[Given exercise]
Report how many lines below contain the word "JSON", and give only that number.

## START

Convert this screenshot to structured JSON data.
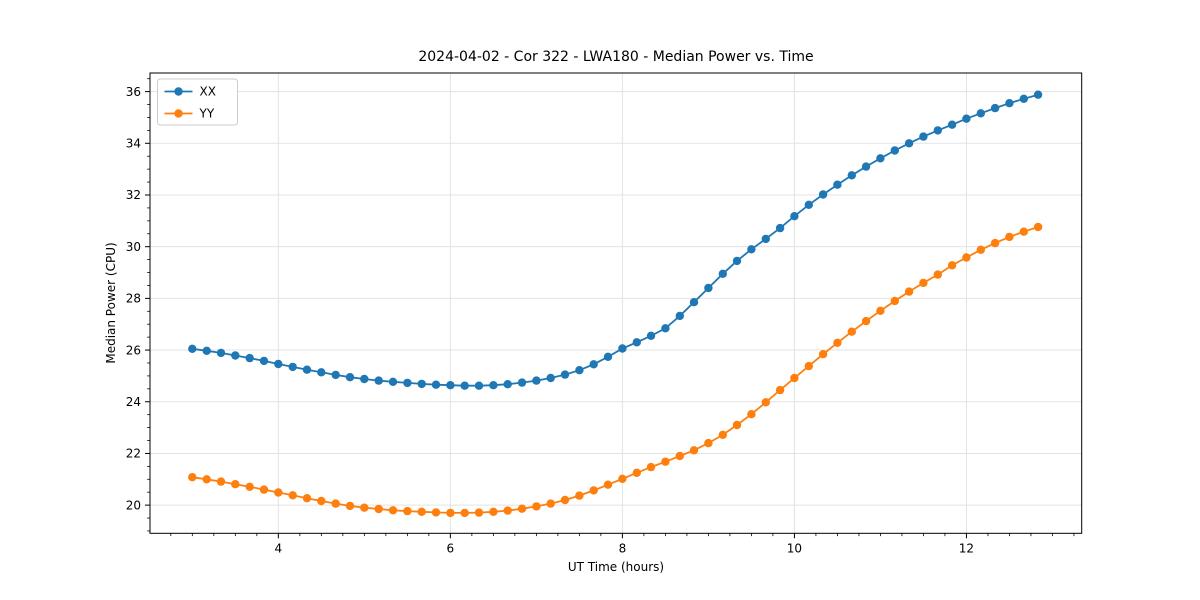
{
  "figure": {
    "background": "#ffffff"
  },
  "chart_data": {
    "type": "line",
    "title": "2024-04-02 - Cor 322 - LWA180 - Median Power vs. Time",
    "xlabel": "UT Time (hours)",
    "ylabel": "Median Power (CPU)",
    "xlim": [
      2.508,
      13.34
    ],
    "ylim": [
      18.91,
      36.72
    ],
    "xticks": [
      4,
      6,
      8,
      10,
      12
    ],
    "yticks": [
      20,
      22,
      24,
      26,
      28,
      30,
      32,
      34,
      36
    ],
    "x_minor_step": 0.25,
    "y_minor_step": 0.5,
    "grid": true,
    "grid_color": "#e3e3e3",
    "spine_color": "#000000",
    "legend_position": "upper left",
    "x": [
      3.0,
      3.167,
      3.333,
      3.5,
      3.667,
      3.833,
      4.0,
      4.167,
      4.333,
      4.5,
      4.667,
      4.833,
      5.0,
      5.167,
      5.333,
      5.5,
      5.667,
      5.833,
      6.0,
      6.167,
      6.333,
      6.5,
      6.667,
      6.833,
      7.0,
      7.167,
      7.333,
      7.5,
      7.667,
      7.833,
      8.0,
      8.167,
      8.333,
      8.5,
      8.667,
      8.833,
      9.0,
      9.167,
      9.333,
      9.5,
      9.667,
      9.833,
      10.0,
      10.167,
      10.333,
      10.5,
      10.667,
      10.833,
      11.0,
      11.167,
      11.333,
      11.5,
      11.667,
      11.833,
      12.0,
      12.167,
      12.333,
      12.5,
      12.667,
      12.833
    ],
    "series": [
      {
        "name": "XX",
        "color": "#1f77b4",
        "marker": "circle",
        "values": [
          26.05,
          25.97,
          25.89,
          25.79,
          25.69,
          25.58,
          25.46,
          25.35,
          25.24,
          25.14,
          25.04,
          24.95,
          24.88,
          24.82,
          24.77,
          24.73,
          24.69,
          24.66,
          24.64,
          24.62,
          24.62,
          24.64,
          24.68,
          24.74,
          24.82,
          24.92,
          25.05,
          25.22,
          25.45,
          25.74,
          26.06,
          26.3,
          26.55,
          26.84,
          27.32,
          27.85,
          28.4,
          28.95,
          29.45,
          29.9,
          30.3,
          30.72,
          31.18,
          31.62,
          32.02,
          32.4,
          32.76,
          33.1,
          33.42,
          33.72,
          34.0,
          34.26,
          34.5,
          34.72,
          34.95,
          35.16,
          35.36,
          35.55,
          35.72,
          35.88
        ]
      },
      {
        "name": "YY",
        "color": "#ff7f0e",
        "marker": "circle",
        "values": [
          21.08,
          21.0,
          20.91,
          20.81,
          20.71,
          20.6,
          20.49,
          20.38,
          20.27,
          20.16,
          20.06,
          19.97,
          19.9,
          19.85,
          19.8,
          19.77,
          19.74,
          19.72,
          19.7,
          19.7,
          19.71,
          19.74,
          19.79,
          19.86,
          19.95,
          20.06,
          20.2,
          20.37,
          20.57,
          20.79,
          21.02,
          21.25,
          21.47,
          21.68,
          21.9,
          22.12,
          22.4,
          22.72,
          23.1,
          23.52,
          23.98,
          24.45,
          24.92,
          25.38,
          25.84,
          26.28,
          26.71,
          27.12,
          27.52,
          27.9,
          28.26,
          28.6,
          28.92,
          29.28,
          29.58,
          29.88,
          30.14,
          30.38,
          30.58,
          30.76
        ]
      }
    ]
  }
}
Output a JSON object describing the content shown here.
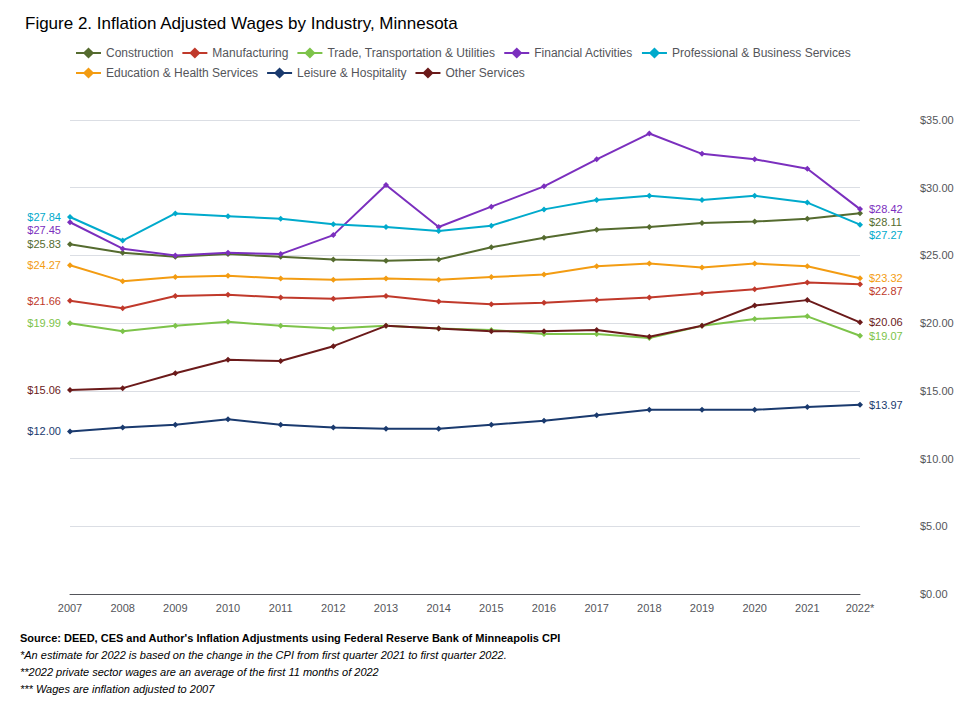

## END

[Correct result]
2